» **Problem statement**
Give the number of lines that include the word "docx", nothing more.

» **Material shown**
** Begin **

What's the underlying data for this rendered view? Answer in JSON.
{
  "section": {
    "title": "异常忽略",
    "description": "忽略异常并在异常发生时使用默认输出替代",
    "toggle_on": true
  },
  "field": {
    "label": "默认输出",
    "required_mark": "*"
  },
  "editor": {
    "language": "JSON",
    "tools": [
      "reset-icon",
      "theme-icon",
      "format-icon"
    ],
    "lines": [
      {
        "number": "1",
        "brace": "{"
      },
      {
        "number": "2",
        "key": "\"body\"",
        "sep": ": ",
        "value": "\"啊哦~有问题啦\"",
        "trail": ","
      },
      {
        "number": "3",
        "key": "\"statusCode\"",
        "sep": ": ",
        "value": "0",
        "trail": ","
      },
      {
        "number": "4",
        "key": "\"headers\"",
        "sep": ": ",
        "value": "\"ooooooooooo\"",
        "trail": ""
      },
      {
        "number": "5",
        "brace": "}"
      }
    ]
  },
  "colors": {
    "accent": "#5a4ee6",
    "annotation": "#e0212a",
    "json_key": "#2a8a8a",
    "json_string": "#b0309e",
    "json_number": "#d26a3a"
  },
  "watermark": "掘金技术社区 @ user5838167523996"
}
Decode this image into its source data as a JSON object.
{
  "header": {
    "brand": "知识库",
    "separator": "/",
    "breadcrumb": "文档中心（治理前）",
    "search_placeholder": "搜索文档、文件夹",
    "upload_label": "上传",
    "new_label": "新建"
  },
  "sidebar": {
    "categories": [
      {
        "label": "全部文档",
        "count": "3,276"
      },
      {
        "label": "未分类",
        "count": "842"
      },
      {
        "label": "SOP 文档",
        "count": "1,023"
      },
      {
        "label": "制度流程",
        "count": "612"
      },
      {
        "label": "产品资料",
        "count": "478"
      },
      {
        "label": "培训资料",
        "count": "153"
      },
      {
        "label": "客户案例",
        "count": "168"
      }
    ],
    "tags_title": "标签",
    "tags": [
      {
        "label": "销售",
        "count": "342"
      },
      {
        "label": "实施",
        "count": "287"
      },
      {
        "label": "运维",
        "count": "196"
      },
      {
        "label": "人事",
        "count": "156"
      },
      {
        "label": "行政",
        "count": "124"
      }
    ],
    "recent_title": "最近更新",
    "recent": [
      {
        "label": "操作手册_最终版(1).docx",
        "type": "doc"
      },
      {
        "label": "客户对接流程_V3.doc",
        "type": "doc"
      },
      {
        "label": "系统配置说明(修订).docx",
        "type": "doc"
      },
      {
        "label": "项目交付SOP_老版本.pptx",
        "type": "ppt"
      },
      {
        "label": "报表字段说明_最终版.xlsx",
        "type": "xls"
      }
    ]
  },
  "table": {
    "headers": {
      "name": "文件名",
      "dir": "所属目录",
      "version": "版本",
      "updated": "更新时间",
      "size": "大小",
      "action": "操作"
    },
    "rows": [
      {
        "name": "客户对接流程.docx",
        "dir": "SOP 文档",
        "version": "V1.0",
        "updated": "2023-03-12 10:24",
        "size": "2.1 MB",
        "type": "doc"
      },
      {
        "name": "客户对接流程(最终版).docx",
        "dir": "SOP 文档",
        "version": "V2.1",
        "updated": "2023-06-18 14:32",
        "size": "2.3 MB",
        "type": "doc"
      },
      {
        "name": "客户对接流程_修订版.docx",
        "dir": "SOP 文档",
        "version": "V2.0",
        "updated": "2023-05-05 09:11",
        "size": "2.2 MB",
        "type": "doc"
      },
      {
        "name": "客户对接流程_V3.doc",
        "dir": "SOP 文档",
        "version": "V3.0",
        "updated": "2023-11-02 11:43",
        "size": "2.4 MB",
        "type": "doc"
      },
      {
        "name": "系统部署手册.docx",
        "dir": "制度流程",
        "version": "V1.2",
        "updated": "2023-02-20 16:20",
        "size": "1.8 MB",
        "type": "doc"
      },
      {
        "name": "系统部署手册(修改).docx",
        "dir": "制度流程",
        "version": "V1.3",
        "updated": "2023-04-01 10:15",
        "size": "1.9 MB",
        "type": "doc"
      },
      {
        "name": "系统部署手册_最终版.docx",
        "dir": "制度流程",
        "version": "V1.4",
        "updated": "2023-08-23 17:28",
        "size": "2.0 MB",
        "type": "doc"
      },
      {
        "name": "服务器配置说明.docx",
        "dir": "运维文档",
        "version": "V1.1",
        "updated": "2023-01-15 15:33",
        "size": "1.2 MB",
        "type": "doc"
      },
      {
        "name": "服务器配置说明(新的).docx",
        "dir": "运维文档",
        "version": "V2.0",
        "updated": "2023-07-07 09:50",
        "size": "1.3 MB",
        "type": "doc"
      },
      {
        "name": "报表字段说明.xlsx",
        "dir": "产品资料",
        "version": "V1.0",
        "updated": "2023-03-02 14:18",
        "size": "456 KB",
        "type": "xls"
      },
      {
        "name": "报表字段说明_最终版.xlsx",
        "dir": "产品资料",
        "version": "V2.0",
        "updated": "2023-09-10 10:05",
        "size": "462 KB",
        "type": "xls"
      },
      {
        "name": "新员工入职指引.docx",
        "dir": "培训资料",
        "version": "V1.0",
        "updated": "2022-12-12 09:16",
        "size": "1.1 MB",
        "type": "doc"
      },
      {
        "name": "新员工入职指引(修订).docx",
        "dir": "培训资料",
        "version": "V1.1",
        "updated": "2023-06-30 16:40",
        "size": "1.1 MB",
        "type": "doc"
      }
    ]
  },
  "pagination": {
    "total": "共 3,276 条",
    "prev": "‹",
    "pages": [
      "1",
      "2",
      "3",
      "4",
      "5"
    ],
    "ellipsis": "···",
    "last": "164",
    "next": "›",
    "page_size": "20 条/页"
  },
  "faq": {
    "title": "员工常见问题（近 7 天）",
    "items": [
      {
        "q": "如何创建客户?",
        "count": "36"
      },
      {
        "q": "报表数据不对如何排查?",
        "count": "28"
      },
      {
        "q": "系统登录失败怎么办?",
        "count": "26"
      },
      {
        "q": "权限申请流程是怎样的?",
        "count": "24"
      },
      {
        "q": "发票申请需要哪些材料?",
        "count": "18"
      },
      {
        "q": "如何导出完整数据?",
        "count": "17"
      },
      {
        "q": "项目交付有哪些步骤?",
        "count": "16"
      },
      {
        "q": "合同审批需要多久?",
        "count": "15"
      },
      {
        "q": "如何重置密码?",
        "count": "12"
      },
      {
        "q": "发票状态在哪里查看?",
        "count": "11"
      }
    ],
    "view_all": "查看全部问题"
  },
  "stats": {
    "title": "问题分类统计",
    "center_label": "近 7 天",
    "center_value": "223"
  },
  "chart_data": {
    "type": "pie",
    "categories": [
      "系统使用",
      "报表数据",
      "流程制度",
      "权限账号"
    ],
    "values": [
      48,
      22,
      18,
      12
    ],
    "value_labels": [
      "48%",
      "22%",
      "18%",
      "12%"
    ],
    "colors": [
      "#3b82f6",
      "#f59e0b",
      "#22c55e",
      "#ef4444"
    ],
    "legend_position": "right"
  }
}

** End **

» **Exercise response**
12